Data lines:
◇ ◇ ◇ ◇
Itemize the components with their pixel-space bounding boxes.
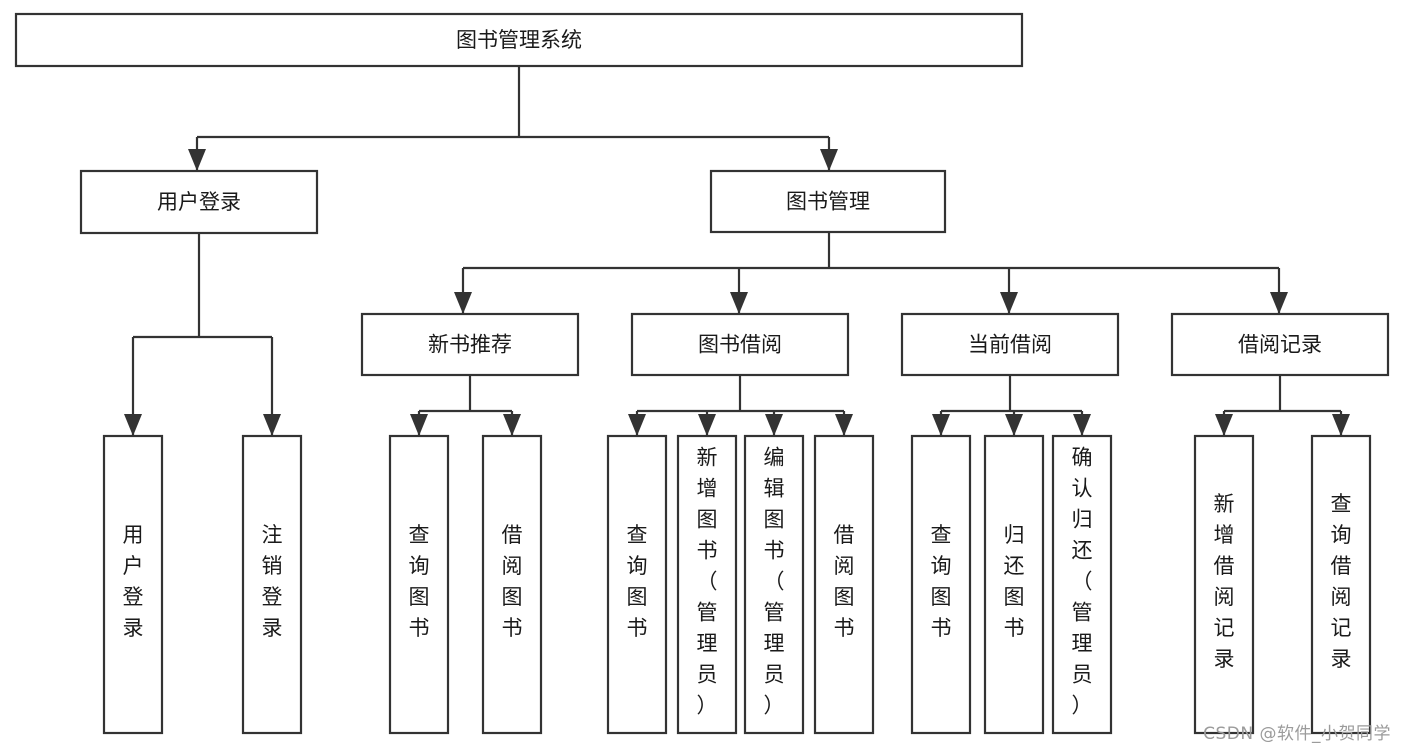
◇ ◇ ◇ ◇
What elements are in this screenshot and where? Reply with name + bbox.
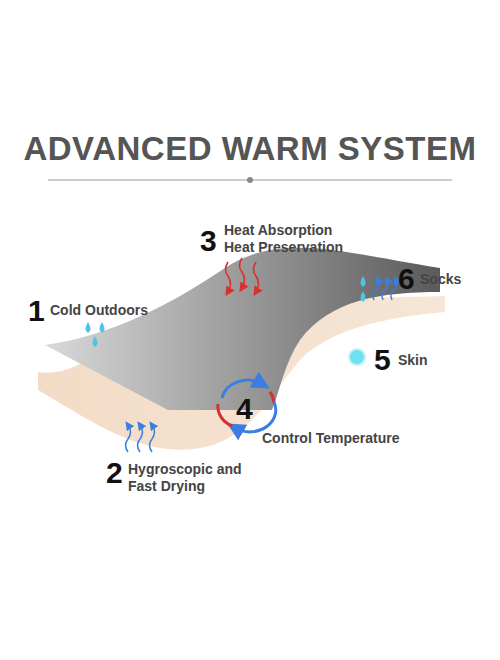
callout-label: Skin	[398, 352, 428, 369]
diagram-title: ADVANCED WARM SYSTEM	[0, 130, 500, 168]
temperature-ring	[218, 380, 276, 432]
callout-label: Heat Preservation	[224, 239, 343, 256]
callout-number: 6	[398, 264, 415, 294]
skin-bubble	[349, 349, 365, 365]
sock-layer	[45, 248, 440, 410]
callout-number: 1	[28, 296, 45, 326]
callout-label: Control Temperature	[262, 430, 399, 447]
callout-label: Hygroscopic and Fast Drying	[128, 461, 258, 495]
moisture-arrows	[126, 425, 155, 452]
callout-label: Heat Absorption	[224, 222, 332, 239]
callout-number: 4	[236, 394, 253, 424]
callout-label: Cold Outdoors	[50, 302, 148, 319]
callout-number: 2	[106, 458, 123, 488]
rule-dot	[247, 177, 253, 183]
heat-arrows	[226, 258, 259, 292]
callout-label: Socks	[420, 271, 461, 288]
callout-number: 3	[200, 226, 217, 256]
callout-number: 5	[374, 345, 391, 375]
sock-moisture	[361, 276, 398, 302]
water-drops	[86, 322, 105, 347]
◇ ◇ ◇ ◇
What is required: Render the entries in the part that opens with the line containing "What elements are" and closes with the line containing "430, 399, 447]" as a two-column CSV with the headers input and output. Use one row per entry, put each field in quotes with line breaks turned into spaces, and leave out the pictures.

Result of the task:
input,output
"What elements are in this screenshot and where? Reply with name + bbox.","callout-label: Skin	[398, 352, 428, 369] diagram-title: ADVANCED WARM SYSTEM	[0, 130, 500, 168] temperature-ring	[218, 380, 276, 432] callout-label: Heat Preservation	[224, 239, 343, 256] callout-number: 6	[398, 264, 415, 294] skin-bubble	[349, 349, 365, 365] sock-layer	[45, 248, 440, 410] callout-number: 1	[28, 296, 45, 326] callout-label: Control Temperature	[262, 430, 399, 447]"